**Stated task:**
Return every entry exactly as written.

**Data supplied:**
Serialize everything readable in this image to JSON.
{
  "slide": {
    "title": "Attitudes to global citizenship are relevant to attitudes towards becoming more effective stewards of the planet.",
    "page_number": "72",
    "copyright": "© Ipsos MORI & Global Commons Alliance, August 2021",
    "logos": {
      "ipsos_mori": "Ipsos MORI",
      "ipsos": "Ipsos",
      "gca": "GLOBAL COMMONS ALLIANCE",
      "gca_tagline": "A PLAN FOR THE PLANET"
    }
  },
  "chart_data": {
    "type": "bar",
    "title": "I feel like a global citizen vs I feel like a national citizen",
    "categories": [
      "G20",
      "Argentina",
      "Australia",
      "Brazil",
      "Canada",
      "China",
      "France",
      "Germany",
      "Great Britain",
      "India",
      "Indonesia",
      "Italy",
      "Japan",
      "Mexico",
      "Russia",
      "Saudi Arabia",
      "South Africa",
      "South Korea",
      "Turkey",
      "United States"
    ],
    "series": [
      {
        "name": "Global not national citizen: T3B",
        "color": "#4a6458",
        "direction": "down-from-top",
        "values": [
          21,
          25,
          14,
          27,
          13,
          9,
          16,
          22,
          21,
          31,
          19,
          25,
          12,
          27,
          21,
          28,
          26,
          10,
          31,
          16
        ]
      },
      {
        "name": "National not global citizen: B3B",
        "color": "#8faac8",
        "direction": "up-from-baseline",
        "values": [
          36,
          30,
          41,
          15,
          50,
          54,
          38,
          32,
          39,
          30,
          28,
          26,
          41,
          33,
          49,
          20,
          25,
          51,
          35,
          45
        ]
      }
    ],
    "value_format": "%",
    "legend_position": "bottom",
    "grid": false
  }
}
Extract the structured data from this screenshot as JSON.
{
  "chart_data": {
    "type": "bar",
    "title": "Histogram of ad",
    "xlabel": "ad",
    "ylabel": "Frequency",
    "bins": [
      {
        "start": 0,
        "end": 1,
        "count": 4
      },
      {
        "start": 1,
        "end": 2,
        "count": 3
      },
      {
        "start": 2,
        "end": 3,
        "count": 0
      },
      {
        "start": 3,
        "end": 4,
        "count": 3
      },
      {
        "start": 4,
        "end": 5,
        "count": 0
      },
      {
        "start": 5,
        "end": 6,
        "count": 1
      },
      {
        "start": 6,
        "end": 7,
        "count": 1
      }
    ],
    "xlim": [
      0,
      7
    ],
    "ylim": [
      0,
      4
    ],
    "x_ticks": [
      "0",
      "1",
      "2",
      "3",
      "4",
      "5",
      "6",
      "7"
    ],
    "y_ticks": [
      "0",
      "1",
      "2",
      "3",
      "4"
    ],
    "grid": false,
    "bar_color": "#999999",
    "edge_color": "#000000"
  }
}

**Exercise solution:**
Serialize everything readable in this image to JSON.
{
  "slide": {
    "title": "Attitudes to global citizenship are relevant to attitudes towards becoming more effective stewards of the planet.",
    "page_number": "72",
    "copyright": "© Ipsos MORI & Global Commons Alliance, August 2021",
    "logos": {
      "ipsos_mori": "Ipsos MORI",
      "ipsos": "Ipsos",
      "gca": "GLOBAL COMMONS ALLIANCE",
      "gca_tagline": "A PLAN FOR THE PLANET"
    }
  },
  "chart_data": {
    "type": "bar",
    "title": "I feel like a global citizen vs I feel like a national citizen",
    "categories": [
      "G20",
      "Argentina",
      "Australia",
      "Brazil",
      "Canada",
      "China",
      "France",
      "Germany",
      "Great Britain",
      "India",
      "Indonesia",
      "Italy",
      "Japan",
      "Mexico",
      "Russia",
      "Saudi Arabia",
      "South Africa",
      "South Korea",
      "Turkey",
      "United States"
    ],
    "series": [
      {
        "name": "Global not national citizen: T3B",
        "color": "#4a6458",
        "direction": "down-from-top",
        "values": [
          21,
          25,
          14,
          27,
          13,
          9,
          16,
          22,
          21,
          31,
          19,
          25,
          12,
          27,
          21,
          28,
          26,
          10,
          31,
          16
        ]
      },
      {
        "name": "National not global citizen: B3B",
        "color": "#8faac8",
        "direction": "up-from-baseline",
        "values": [
          36,
          30,
          41,
          15,
          50,
          54,
          38,
          32,
          39,
          30,
          28,
          26,
          41,
          33,
          49,
          20,
          25,
          51,
          35,
          45
        ]
      }
    ],
    "value_format": "%",
    "legend_position": "bottom",
    "grid": false
  }
}
Extract the structured data from this screenshot as JSON.
{
  "chart_data": {
    "type": "bar",
    "title": "Histogram of ad",
    "xlabel": "ad",
    "ylabel": "Frequency",
    "bins": [
      {
        "start": 0,
        "end": 1,
        "count": 4
      },
      {
        "start": 1,
        "end": 2,
        "count": 3
      },
      {
        "start": 2,
        "end": 3,
        "count": 0
      },
      {
        "start": 3,
        "end": 4,
        "count": 3
      },
      {
        "start": 4,
        "end": 5,
        "count": 0
      },
      {
        "start": 5,
        "end": 6,
        "count": 1
      },
      {
        "start": 6,
        "end": 7,
        "count": 1
      }
    ],
    "xlim": [
      0,
      7
    ],
    "ylim": [
      0,
      4
    ],
    "x_ticks": [
      "0",
      "1",
      "2",
      "3",
      "4",
      "5",
      "6",
      "7"
    ],
    "y_ticks": [
      "0",
      "1",
      "2",
      "3",
      "4"
    ],
    "grid": false,
    "bar_color": "#999999",
    "edge_color": "#000000"
  }
}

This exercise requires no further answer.